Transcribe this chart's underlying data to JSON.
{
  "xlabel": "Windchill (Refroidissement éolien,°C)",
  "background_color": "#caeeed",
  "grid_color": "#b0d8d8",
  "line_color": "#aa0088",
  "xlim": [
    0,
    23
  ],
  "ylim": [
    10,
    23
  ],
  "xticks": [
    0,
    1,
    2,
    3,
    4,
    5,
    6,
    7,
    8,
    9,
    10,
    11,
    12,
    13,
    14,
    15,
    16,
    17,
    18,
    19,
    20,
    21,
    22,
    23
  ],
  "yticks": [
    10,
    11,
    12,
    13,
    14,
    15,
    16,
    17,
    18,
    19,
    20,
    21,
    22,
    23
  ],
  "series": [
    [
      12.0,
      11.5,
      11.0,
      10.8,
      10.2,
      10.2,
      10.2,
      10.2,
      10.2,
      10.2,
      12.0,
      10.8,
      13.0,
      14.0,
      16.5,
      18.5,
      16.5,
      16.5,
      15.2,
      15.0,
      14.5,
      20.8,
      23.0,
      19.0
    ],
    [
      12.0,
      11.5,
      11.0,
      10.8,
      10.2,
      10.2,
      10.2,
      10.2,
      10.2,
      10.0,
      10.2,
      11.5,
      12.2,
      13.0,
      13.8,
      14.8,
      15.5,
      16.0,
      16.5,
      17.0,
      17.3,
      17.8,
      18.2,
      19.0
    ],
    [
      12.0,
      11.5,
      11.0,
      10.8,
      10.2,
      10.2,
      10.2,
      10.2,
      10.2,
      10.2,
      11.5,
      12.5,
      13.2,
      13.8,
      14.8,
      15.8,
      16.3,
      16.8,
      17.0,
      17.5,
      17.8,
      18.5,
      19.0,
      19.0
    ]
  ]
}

Problem details: Repeat every line of the data, exactly and in full.

Worked answer:
Transcribe this chart's underlying data to JSON.
{
  "xlabel": "Windchill (Refroidissement éolien,°C)",
  "background_color": "#caeeed",
  "grid_color": "#b0d8d8",
  "line_color": "#aa0088",
  "xlim": [
    0,
    23
  ],
  "ylim": [
    10,
    23
  ],
  "xticks": [
    0,
    1,
    2,
    3,
    4,
    5,
    6,
    7,
    8,
    9,
    10,
    11,
    12,
    13,
    14,
    15,
    16,
    17,
    18,
    19,
    20,
    21,
    22,
    23
  ],
  "yticks": [
    10,
    11,
    12,
    13,
    14,
    15,
    16,
    17,
    18,
    19,
    20,
    21,
    22,
    23
  ],
  "series": [
    [
      12.0,
      11.5,
      11.0,
      10.8,
      10.2,
      10.2,
      10.2,
      10.2,
      10.2,
      10.2,
      12.0,
      10.8,
      13.0,
      14.0,
      16.5,
      18.5,
      16.5,
      16.5,
      15.2,
      15.0,
      14.5,
      20.8,
      23.0,
      19.0
    ],
    [
      12.0,
      11.5,
      11.0,
      10.8,
      10.2,
      10.2,
      10.2,
      10.2,
      10.2,
      10.0,
      10.2,
      11.5,
      12.2,
      13.0,
      13.8,
      14.8,
      15.5,
      16.0,
      16.5,
      17.0,
      17.3,
      17.8,
      18.2,
      19.0
    ],
    [
      12.0,
      11.5,
      11.0,
      10.8,
      10.2,
      10.2,
      10.2,
      10.2,
      10.2,
      10.2,
      11.5,
      12.5,
      13.2,
      13.8,
      14.8,
      15.8,
      16.3,
      16.8,
      17.0,
      17.5,
      17.8,
      18.5,
      19.0,
      19.0
    ]
  ]
}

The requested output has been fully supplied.